* _WHAT TO WORK ON_
Gather all lines in the entries that include the word "Enable".
◆ ◆ ◆ ◆ ◆ ◆ ◆
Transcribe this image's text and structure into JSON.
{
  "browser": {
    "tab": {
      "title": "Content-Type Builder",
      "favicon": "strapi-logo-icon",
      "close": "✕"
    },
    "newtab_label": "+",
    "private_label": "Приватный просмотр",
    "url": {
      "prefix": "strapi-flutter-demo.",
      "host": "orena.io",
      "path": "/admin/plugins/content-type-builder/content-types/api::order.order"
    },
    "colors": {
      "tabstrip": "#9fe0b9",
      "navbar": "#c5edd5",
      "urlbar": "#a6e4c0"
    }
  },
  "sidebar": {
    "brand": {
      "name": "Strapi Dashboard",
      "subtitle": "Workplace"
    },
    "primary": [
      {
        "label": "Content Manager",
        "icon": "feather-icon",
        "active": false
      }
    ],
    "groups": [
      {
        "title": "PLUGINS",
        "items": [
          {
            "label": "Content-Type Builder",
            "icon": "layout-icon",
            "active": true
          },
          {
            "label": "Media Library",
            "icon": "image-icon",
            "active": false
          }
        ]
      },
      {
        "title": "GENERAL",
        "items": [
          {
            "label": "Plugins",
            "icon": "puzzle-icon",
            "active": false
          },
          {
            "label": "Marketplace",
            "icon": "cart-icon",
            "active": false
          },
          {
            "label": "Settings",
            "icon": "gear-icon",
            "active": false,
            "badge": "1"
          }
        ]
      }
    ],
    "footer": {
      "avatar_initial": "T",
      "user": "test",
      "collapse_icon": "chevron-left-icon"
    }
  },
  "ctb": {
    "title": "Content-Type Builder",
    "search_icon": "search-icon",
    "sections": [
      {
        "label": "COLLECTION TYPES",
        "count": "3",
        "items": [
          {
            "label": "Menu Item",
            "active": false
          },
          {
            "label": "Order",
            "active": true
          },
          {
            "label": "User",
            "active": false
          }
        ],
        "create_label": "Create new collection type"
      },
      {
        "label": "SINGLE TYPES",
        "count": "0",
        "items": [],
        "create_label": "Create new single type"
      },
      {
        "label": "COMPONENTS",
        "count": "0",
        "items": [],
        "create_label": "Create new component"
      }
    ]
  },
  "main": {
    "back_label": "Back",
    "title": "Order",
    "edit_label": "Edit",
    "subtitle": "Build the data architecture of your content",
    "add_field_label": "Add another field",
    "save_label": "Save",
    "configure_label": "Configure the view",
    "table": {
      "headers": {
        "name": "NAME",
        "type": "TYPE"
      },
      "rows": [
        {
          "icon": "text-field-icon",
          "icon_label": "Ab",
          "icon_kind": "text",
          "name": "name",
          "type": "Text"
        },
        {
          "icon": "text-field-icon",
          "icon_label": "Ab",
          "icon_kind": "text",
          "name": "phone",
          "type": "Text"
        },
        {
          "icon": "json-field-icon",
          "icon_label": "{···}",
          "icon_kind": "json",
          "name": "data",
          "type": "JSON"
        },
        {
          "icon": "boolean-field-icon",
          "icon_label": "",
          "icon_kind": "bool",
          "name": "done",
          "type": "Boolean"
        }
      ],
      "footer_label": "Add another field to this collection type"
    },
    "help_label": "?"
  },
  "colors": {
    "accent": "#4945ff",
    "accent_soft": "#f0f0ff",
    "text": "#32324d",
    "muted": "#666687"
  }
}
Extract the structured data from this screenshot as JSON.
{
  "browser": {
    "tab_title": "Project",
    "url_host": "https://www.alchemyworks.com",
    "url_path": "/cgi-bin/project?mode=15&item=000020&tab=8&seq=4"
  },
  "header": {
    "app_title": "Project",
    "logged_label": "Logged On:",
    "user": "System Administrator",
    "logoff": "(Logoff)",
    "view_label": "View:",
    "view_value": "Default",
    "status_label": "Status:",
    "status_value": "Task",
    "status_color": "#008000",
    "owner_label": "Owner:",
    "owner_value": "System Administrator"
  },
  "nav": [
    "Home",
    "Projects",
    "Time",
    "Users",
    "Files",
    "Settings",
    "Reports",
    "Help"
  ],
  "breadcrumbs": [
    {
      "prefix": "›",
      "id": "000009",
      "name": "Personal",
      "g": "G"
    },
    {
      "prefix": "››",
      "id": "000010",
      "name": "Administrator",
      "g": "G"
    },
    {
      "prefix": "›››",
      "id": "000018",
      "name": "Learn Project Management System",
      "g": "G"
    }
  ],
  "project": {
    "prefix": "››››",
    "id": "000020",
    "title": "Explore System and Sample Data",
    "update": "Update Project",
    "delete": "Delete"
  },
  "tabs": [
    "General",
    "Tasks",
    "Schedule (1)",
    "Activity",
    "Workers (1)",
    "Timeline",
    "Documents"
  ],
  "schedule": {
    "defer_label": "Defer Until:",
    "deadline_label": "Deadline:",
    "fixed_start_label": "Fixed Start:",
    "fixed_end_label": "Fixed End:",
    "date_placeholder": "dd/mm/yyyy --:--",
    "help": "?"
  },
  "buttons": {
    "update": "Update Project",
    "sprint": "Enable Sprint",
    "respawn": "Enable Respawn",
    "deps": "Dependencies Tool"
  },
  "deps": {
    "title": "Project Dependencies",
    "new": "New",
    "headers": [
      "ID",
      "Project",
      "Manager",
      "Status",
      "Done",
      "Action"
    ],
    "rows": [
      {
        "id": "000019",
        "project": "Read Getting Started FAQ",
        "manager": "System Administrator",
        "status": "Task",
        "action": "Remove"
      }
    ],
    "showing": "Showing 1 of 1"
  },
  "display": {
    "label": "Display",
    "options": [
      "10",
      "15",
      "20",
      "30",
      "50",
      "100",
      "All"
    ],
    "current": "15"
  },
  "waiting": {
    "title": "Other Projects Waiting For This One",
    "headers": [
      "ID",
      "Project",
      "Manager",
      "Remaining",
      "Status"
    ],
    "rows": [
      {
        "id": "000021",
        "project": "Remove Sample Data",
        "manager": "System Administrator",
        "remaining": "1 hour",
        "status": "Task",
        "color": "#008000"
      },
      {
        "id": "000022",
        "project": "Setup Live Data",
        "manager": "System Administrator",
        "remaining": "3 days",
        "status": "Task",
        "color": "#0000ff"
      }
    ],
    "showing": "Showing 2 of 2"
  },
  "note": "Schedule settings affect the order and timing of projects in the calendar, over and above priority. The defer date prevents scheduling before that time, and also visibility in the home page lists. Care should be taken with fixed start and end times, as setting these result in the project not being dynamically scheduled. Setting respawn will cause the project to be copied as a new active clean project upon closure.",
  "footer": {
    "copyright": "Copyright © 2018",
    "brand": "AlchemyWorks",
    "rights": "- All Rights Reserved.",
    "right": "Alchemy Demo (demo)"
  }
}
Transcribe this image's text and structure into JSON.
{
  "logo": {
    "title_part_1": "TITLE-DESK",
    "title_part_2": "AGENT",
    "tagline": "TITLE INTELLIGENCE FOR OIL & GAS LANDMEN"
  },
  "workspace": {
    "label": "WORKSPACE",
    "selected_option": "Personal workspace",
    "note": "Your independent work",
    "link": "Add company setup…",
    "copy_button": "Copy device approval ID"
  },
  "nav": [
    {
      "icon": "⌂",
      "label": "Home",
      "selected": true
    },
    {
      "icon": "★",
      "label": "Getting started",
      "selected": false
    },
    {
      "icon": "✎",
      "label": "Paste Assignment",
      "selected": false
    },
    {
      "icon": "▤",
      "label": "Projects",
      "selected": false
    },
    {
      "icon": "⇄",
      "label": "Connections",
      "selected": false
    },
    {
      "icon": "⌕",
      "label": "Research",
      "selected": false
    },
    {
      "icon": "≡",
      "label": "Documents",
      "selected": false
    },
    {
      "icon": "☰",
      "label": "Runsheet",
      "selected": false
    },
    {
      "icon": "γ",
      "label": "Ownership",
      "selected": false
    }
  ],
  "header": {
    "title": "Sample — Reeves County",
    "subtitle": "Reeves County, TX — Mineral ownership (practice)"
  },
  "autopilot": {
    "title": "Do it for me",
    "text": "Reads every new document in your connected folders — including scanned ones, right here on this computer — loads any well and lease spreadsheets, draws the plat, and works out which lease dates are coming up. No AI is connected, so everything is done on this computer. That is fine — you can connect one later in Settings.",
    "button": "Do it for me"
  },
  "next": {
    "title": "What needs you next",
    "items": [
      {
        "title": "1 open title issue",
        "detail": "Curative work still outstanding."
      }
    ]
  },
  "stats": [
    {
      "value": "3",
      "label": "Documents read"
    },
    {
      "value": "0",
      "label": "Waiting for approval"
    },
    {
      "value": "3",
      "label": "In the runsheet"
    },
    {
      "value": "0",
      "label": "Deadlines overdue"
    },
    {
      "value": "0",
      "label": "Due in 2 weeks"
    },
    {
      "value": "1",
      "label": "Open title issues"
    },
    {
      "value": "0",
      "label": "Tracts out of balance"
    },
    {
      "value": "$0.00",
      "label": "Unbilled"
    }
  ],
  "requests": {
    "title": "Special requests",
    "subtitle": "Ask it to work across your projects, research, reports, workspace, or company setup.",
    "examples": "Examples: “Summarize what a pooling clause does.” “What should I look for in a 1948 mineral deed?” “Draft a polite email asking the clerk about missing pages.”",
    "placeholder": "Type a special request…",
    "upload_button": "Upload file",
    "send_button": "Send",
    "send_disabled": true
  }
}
◆ ◆ ◆ ◆ ◆ ◆ ◆
* _SOLVED EXERCISE_
    "sprint": "Enable Sprint",
    "respawn": "Enable Respawn",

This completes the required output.